Saved data entries:
────

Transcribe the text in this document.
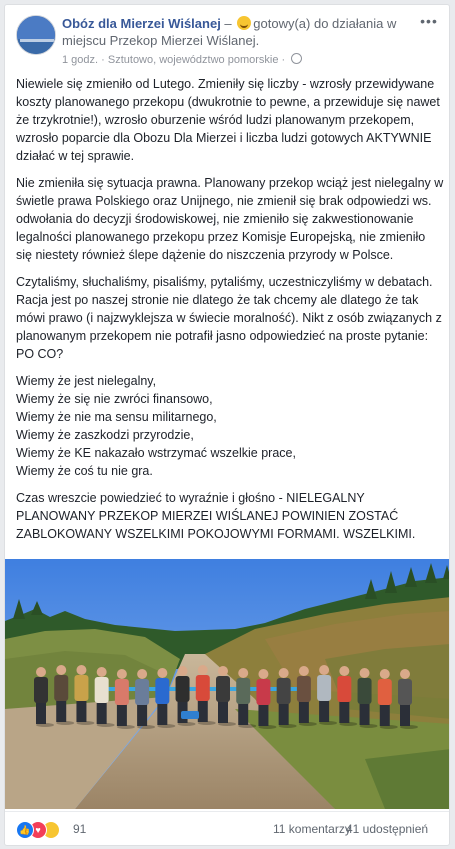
Obóz dla Mierzei Wiślanej – gotowy(a) do działania w miejscu Przekop Mierzei Wiślanej.
1 godz. · Sztutowo, województwo pomorskie ·
•••

Niewiele się zmieniło od Lutego. Zmieniły się liczby - wzrosły przewidywane koszty planowanego przekopu (dwukrotnie to pewne, a przewiduje się nawet że trzykrotnie!), wzrosło oburzenie wśród ludzi planowanym przekopem, wzrosło poparcie dla Obozu Dla Mierzei i liczba ludzi gotowych AKTYWNIE działać w tej sprawie.

Nie zmieniła się sytuacja prawna. Planowany przekop wciąż jest nielegalny w świetle prawa Polskiego oraz Unijnego, nie zmienił się brak odpowiedzi ws. odwołania do decyzji środowiskowej, nie zmieniło się zakwestionowanie legalności planowanego przekopu przez Komisje Europejską, nie zmieniło się niestety również ślepe dążenie do niszczenia przyrody w Polsce.

Czytaliśmy, słuchaliśmy, pisaliśmy, pytaliśmy, uczestniczyliśmy w debatach. Racja jest po naszej stronie nie dlatego że tak chcemy ale dlatego że tak mówi prawo (i najzwyklejsza w świecie moralność). Nikt z osób związanych z planowanym przekopem nie potrafił jasno odpowiedzieć na proste pytanie: PO CO?

Wiemy że jest nielegalny,
Wiemy że się nie zwróci finansowo,
Wiemy że nie ma sensu militarnego,
Wiemy że zaszkodzi przyrodzie,
Wiemy że KE nakazało wstrzymać wszelkie prace,
Wiemy że coś tu nie gra.

Czas wreszcie powiedzieć to wyraźnie i głośno - NIELEGALNY PLANOWANY PRZEKOP MIERZEI WIŚLANEJ POWINIEN ZOSTAĆ ZABLOKOWANY WSZELKIMI POKOJOWYMI FORMAMI. WSZELKIMI.

👍 ♥	91	11 komentarzy
41 udostępnień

────

■ **What is required**
Copy each line exactly, and leave the pictures out of your copy.

■ **Result below**
Transcribe the text in this document.
Obóz dla Mierzei Wiślanej – gotowy(a) do działania w miejscu Przekop Mierzei Wiślanej.
1 godz. · Sztutowo, województwo pomorskie ·
•••

Niewiele się zmieniło od Lutego. Zmieniły się liczby - wzrosły przewidywane koszty planowanego przekopu (dwukrotnie to pewne, a przewiduje się nawet że trzykrotnie!), wzrosło oburzenie wśród ludzi planowanym przekopem, wzrosło poparcie dla Obozu Dla Mierzei i liczba ludzi gotowych AKTYWNIE działać w tej sprawie.

Nie zmieniła się sytuacja prawna. Planowany przekop wciąż jest nielegalny w świetle prawa Polskiego oraz Unijnego, nie zmienił się brak odpowiedzi ws. odwołania do decyzji środowiskowej, nie zmieniło się zakwestionowanie legalności planowanego przekopu przez Komisje Europejską, nie zmieniło się niestety również ślepe dążenie do niszczenia przyrody w Polsce.

Czytaliśmy, słuchaliśmy, pisaliśmy, pytaliśmy, uczestniczyliśmy w debatach. Racja jest po naszej stronie nie dlatego że tak chcemy ale dlatego że tak mówi prawo (i najzwyklejsza w świecie moralność). Nikt z osób związanych z planowanym przekopem nie potrafił jasno odpowiedzieć na proste pytanie: PO CO?

Wiemy że jest nielegalny,
Wiemy że się nie zwróci finansowo,
Wiemy że nie ma sensu militarnego,
Wiemy że zaszkodzi przyrodzie,
Wiemy że KE nakazało wstrzymać wszelkie prace,
Wiemy że coś tu nie gra.

Czas wreszcie powiedzieć to wyraźnie i głośno - NIELEGALNY PLANOWANY PRZEKOP MIERZEI WIŚLANEJ POWINIEN ZOSTAĆ ZABLOKOWANY WSZELKIMI POKOJOWYMI FORMAMI. WSZELKIMI.

👍 ♥	91	11 komentarzy
41 udostępnień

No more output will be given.